STATED PROBLEM: Reproduce the whole listing, character for character.
------ INPUT ------
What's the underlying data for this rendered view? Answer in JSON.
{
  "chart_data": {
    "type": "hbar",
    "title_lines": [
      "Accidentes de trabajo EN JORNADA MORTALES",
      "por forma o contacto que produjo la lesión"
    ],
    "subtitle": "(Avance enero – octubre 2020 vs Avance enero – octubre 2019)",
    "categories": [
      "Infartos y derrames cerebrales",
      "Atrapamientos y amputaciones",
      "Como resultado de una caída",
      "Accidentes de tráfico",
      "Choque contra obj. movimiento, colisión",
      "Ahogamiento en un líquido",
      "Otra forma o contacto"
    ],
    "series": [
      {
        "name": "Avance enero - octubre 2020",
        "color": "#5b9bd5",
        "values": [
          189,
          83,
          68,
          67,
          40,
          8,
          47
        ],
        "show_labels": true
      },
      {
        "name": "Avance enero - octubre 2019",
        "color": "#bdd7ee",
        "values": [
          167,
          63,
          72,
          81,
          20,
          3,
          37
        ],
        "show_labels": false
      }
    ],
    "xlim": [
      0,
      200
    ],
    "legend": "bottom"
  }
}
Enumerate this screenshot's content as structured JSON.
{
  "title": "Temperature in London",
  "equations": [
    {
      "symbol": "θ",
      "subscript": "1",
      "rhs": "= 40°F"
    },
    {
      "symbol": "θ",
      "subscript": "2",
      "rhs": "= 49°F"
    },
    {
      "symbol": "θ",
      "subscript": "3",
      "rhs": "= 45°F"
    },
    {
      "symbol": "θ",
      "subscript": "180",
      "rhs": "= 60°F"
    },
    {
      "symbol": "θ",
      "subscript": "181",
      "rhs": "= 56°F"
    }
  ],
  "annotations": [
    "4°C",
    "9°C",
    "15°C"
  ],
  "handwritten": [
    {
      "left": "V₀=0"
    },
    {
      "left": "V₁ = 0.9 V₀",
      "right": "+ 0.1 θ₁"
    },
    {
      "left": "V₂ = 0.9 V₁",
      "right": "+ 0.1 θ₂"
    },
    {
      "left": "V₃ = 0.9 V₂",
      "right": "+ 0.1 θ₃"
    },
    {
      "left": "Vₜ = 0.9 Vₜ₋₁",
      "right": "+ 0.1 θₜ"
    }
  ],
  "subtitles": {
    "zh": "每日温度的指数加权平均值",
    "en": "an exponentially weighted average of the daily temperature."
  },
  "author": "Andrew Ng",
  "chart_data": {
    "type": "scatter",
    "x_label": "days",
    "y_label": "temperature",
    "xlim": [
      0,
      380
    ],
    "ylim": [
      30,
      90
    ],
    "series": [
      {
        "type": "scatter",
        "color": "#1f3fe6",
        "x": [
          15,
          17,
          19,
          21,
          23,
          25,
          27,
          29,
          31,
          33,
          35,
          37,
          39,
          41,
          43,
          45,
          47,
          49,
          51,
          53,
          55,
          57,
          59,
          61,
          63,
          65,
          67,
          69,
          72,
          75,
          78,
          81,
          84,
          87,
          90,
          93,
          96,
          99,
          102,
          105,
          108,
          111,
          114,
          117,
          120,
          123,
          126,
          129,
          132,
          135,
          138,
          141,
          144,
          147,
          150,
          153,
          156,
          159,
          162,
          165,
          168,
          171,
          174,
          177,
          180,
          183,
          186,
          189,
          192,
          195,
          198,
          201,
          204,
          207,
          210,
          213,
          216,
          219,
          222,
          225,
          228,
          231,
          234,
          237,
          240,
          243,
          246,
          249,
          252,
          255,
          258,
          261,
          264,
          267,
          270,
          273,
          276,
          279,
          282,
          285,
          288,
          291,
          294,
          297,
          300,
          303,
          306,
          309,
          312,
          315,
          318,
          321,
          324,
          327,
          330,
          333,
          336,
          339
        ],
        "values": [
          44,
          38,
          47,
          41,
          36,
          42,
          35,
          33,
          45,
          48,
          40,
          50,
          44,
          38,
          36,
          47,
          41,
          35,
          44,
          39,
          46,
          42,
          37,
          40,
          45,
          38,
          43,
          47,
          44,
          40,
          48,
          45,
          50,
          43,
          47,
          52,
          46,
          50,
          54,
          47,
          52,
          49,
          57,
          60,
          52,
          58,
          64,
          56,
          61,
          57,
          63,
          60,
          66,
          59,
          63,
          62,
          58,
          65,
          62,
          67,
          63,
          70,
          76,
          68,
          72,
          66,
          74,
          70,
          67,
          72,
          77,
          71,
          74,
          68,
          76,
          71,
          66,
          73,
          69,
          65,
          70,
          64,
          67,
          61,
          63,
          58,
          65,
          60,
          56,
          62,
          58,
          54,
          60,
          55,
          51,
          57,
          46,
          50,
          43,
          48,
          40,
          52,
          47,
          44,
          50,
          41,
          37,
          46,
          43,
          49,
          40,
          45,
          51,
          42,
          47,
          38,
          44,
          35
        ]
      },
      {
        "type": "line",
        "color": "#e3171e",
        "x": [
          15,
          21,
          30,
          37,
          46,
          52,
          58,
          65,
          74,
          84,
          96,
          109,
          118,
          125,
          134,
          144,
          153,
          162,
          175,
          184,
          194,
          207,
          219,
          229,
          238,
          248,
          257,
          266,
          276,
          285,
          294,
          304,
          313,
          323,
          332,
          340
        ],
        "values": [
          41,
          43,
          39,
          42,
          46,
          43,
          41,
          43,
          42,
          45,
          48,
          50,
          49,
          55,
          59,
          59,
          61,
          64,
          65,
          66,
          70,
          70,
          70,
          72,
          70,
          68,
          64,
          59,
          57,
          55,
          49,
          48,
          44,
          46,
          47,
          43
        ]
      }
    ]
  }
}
------
ANSWER TO THE PROBLEM:
What's the underlying data for this rendered view? Answer in JSON.
{
  "chart_data": {
    "type": "hbar",
    "title_lines": [
      "Accidentes de trabajo EN JORNADA MORTALES",
      "por forma o contacto que produjo la lesión"
    ],
    "subtitle": "(Avance enero – octubre 2020 vs Avance enero – octubre 2019)",
    "categories": [
      "Infartos y derrames cerebrales",
      "Atrapamientos y amputaciones",
      "Como resultado de una caída",
      "Accidentes de tráfico",
      "Choque contra obj. movimiento, colisión",
      "Ahogamiento en un líquido",
      "Otra forma o contacto"
    ],
    "series": [
      {
        "name": "Avance enero - octubre 2020",
        "color": "#5b9bd5",
        "values": [
          189,
          83,
          68,
          67,
          40,
          8,
          47
        ],
        "show_labels": true
      },
      {
        "name": "Avance enero - octubre 2019",
        "color": "#bdd7ee",
        "values": [
          167,
          63,
          72,
          81,
          20,
          3,
          37
        ],
        "show_labels": false
      }
    ],
    "xlim": [
      0,
      200
    ],
    "legend": "bottom"
  }
}
Enumerate this screenshot's content as structured JSON.
{
  "title": "Temperature in London",
  "equations": [
    {
      "symbol": "θ",
      "subscript": "1",
      "rhs": "= 40°F"
    },
    {
      "symbol": "θ",
      "subscript": "2",
      "rhs": "= 49°F"
    },
    {
      "symbol": "θ",
      "subscript": "3",
      "rhs": "= 45°F"
    },
    {
      "symbol": "θ",
      "subscript": "180",
      "rhs": "= 60°F"
    },
    {
      "symbol": "θ",
      "subscript": "181",
      "rhs": "= 56°F"
    }
  ],
  "annotations": [
    "4°C",
    "9°C",
    "15°C"
  ],
  "handwritten": [
    {
      "left": "V₀=0"
    },
    {
      "left": "V₁ = 0.9 V₀",
      "right": "+ 0.1 θ₁"
    },
    {
      "left": "V₂ = 0.9 V₁",
      "right": "+ 0.1 θ₂"
    },
    {
      "left": "V₃ = 0.9 V₂",
      "right": "+ 0.1 θ₃"
    },
    {
      "left": "Vₜ = 0.9 Vₜ₋₁",
      "right": "+ 0.1 θₜ"
    }
  ],
  "subtitles": {
    "zh": "每日温度的指数加权平均值",
    "en": "an exponentially weighted average of the daily temperature."
  },
  "author": "Andrew Ng",
  "chart_data": {
    "type": "scatter",
    "x_label": "days",
    "y_label": "temperature",
    "xlim": [
      0,
      380
    ],
    "ylim": [
      30,
      90
    ],
    "series": [
      {
        "type": "scatter",
        "color": "#1f3fe6",
        "x": [
          15,
          17,
          19,
          21,
          23,
          25,
          27,
          29,
          31,
          33,
          35,
          37,
          39,
          41,
          43,
          45,
          47,
          49,
          51,
          53,
          55,
          57,
          59,
          61,
          63,
          65,
          67,
          69,
          72,
          75,
          78,
          81,
          84,
          87,
          90,
          93,
          96,
          99,
          102,
          105,
          108,
          111,
          114,
          117,
          120,
          123,
          126,
          129,
          132,
          135,
          138,
          141,
          144,
          147,
          150,
          153,
          156,
          159,
          162,
          165,
          168,
          171,
          174,
          177,
          180,
          183,
          186,
          189,
          192,
          195,
          198,
          201,
          204,
          207,
          210,
          213,
          216,
          219,
          222,
          225,
          228,
          231,
          234,
          237,
          240,
          243,
          246,
          249,
          252,
          255,
          258,
          261,
          264,
          267,
          270,
          273,
          276,
          279,
          282,
          285,
          288,
          291,
          294,
          297,
          300,
          303,
          306,
          309,
          312,
          315,
          318,
          321,
          324,
          327,
          330,
          333,
          336,
          339
        ],
        "values": [
          44,
          38,
          47,
          41,
          36,
          42,
          35,
          33,
          45,
          48,
          40,
          50,
          44,
          38,
          36,
          47,
          41,
          35,
          44,
          39,
          46,
          42,
          37,
          40,
          45,
          38,
          43,
          47,
          44,
          40,
          48,
          45,
          50,
          43,
          47,
          52,
          46,
          50,
          54,
          47,
          52,
          49,
          57,
          60,
          52,
          58,
          64,
          56,
          61,
          57,
          63,
          60,
          66,
          59,
          63,
          62,
          58,
          65,
          62,
          67,
          63,
          70,
          76,
          68,
          72,
          66,
          74,
          70,
          67,
          72,
          77,
          71,
          74,
          68,
          76,
          71,
          66,
          73,
          69,
          65,
          70,
          64,
          67,
          61,
          63,
          58,
          65,
          60,
          56,
          62,
          58,
          54,
          60,
          55,
          51,
          57,
          46,
          50,
          43,
          48,
          40,
          52,
          47,
          44,
          50,
          41,
          37,
          46,
          43,
          49,
          40,
          45,
          51,
          42,
          47,
          38,
          44,
          35
        ]
      },
      {
        "type": "line",
        "color": "#e3171e",
        "x": [
          15,
          21,
          30,
          37,
          46,
          52,
          58,
          65,
          74,
          84,
          96,
          109,
          118,
          125,
          134,
          144,
          153,
          162,
          175,
          184,
          194,
          207,
          219,
          229,
          238,
          248,
          257,
          266,
          276,
          285,
          294,
          304,
          313,
          323,
          332,
          340
        ],
        "values": [
          41,
          43,
          39,
          42,
          46,
          43,
          41,
          43,
          42,
          45,
          48,
          50,
          49,
          55,
          59,
          59,
          61,
          64,
          65,
          66,
          70,
          70,
          70,
          72,
          70,
          68,
          64,
          59,
          57,
          55,
          49,
          48,
          44,
          46,
          47,
          43
        ]
      }
    ]
  }
}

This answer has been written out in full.